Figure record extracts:
====

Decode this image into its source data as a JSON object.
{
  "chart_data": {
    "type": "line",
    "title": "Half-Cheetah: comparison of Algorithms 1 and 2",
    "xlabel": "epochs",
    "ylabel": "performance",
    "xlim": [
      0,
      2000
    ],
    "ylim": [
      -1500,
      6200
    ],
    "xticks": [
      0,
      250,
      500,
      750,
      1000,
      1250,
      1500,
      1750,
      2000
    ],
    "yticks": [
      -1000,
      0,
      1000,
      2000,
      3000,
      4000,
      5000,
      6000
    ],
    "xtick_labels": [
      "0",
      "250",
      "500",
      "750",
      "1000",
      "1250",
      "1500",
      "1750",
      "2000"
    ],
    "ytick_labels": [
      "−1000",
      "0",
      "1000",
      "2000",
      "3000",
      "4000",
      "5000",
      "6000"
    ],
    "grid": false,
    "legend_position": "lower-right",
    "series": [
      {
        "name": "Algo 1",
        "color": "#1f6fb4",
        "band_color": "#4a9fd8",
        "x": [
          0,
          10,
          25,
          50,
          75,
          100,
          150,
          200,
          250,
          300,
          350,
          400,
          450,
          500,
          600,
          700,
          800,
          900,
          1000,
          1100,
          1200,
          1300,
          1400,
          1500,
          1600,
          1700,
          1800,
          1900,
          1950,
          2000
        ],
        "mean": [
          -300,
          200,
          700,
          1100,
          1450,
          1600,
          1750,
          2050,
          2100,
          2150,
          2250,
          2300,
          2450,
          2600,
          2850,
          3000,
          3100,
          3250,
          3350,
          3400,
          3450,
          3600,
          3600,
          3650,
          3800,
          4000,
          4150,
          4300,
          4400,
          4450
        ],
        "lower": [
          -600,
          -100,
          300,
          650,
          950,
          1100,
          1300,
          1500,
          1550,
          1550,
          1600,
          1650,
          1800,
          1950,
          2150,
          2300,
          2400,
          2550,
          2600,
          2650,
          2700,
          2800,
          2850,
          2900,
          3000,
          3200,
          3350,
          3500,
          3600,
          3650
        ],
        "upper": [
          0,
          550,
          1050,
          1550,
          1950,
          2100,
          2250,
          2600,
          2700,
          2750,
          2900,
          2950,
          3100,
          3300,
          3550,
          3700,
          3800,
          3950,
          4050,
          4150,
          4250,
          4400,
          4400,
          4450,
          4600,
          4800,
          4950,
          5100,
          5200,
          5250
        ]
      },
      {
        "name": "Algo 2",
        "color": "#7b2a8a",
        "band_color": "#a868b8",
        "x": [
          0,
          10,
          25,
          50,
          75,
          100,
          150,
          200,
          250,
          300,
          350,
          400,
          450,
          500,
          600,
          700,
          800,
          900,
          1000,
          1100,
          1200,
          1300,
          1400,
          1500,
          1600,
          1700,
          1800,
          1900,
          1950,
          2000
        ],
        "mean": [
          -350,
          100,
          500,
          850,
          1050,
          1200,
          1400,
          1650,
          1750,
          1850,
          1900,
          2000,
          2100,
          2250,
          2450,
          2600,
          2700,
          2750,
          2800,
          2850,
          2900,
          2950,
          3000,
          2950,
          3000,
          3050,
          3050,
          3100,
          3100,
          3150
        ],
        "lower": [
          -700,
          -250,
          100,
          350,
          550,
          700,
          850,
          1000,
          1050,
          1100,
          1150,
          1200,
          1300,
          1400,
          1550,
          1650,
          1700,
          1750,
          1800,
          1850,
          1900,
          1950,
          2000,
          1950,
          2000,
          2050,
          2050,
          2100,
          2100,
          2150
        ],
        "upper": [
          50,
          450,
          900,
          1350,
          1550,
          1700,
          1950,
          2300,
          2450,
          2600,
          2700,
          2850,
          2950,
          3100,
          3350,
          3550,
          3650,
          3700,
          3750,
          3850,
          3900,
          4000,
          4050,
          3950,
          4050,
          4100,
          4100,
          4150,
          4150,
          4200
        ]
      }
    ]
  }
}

====

PROBLEM DETAILS
Extract the data in full. Keep it word for word.

COMPLETED EXERCISE
Decode this image into its source data as a JSON object.
{
  "chart_data": {
    "type": "line",
    "title": "Half-Cheetah: comparison of Algorithms 1 and 2",
    "xlabel": "epochs",
    "ylabel": "performance",
    "xlim": [
      0,
      2000
    ],
    "ylim": [
      -1500,
      6200
    ],
    "xticks": [
      0,
      250,
      500,
      750,
      1000,
      1250,
      1500,
      1750,
      2000
    ],
    "yticks": [
      -1000,
      0,
      1000,
      2000,
      3000,
      4000,
      5000,
      6000
    ],
    "xtick_labels": [
      "0",
      "250",
      "500",
      "750",
      "1000",
      "1250",
      "1500",
      "1750",
      "2000"
    ],
    "ytick_labels": [
      "−1000",
      "0",
      "1000",
      "2000",
      "3000",
      "4000",
      "5000",
      "6000"
    ],
    "grid": false,
    "legend_position": "lower-right",
    "series": [
      {
        "name": "Algo 1",
        "color": "#1f6fb4",
        "band_color": "#4a9fd8",
        "x": [
          0,
          10,
          25,
          50,
          75,
          100,
          150,
          200,
          250,
          300,
          350,
          400,
          450,
          500,
          600,
          700,
          800,
          900,
          1000,
          1100,
          1200,
          1300,
          1400,
          1500,
          1600,
          1700,
          1800,
          1900,
          1950,
          2000
        ],
        "mean": [
          -300,
          200,
          700,
          1100,
          1450,
          1600,
          1750,
          2050,
          2100,
          2150,
          2250,
          2300,
          2450,
          2600,
          2850,
          3000,
          3100,
          3250,
          3350,
          3400,
          3450,
          3600,
          3600,
          3650,
          3800,
          4000,
          4150,
          4300,
          4400,
          4450
        ],
        "lower": [
          -600,
          -100,
          300,
          650,
          950,
          1100,
          1300,
          1500,
          1550,
          1550,
          1600,
          1650,
          1800,
          1950,
          2150,
          2300,
          2400,
          2550,
          2600,
          2650,
          2700,
          2800,
          2850,
          2900,
          3000,
          3200,
          3350,
          3500,
          3600,
          3650
        ],
        "upper": [
          0,
          550,
          1050,
          1550,
          1950,
          2100,
          2250,
          2600,
          2700,
          2750,
          2900,
          2950,
          3100,
          3300,
          3550,
          3700,
          3800,
          3950,
          4050,
          4150,
          4250,
          4400,
          4400,
          4450,
          4600,
          4800,
          4950,
          5100,
          5200,
          5250
        ]
      },
      {
        "name": "Algo 2",
        "color": "#7b2a8a",
        "band_color": "#a868b8",
        "x": [
          0,
          10,
          25,
          50,
          75,
          100,
          150,
          200,
          250,
          300,
          350,
          400,
          450,
          500,
          600,
          700,
          800,
          900,
          1000,
          1100,
          1200,
          1300,
          1400,
          1500,
          1600,
          1700,
          1800,
          1900,
          1950,
          2000
        ],
        "mean": [
          -350,
          100,
          500,
          850,
          1050,
          1200,
          1400,
          1650,
          1750,
          1850,
          1900,
          2000,
          2100,
          2250,
          2450,
          2600,
          2700,
          2750,
          2800,
          2850,
          2900,
          2950,
          3000,
          2950,
          3000,
          3050,
          3050,
          3100,
          3100,
          3150
        ],
        "lower": [
          -700,
          -250,
          100,
          350,
          550,
          700,
          850,
          1000,
          1050,
          1100,
          1150,
          1200,
          1300,
          1400,
          1550,
          1650,
          1700,
          1750,
          1800,
          1850,
          1900,
          1950,
          2000,
          1950,
          2000,
          2050,
          2050,
          2100,
          2100,
          2150
        ],
        "upper": [
          50,
          450,
          900,
          1350,
          1550,
          1700,
          1950,
          2300,
          2450,
          2600,
          2700,
          2850,
          2950,
          3100,
          3350,
          3550,
          3650,
          3700,
          3750,
          3850,
          3900,
          4000,
          4050,
          3950,
          4050,
          4100,
          4100,
          4150,
          4150,
          4200
        ]
      }
    ]
  }
}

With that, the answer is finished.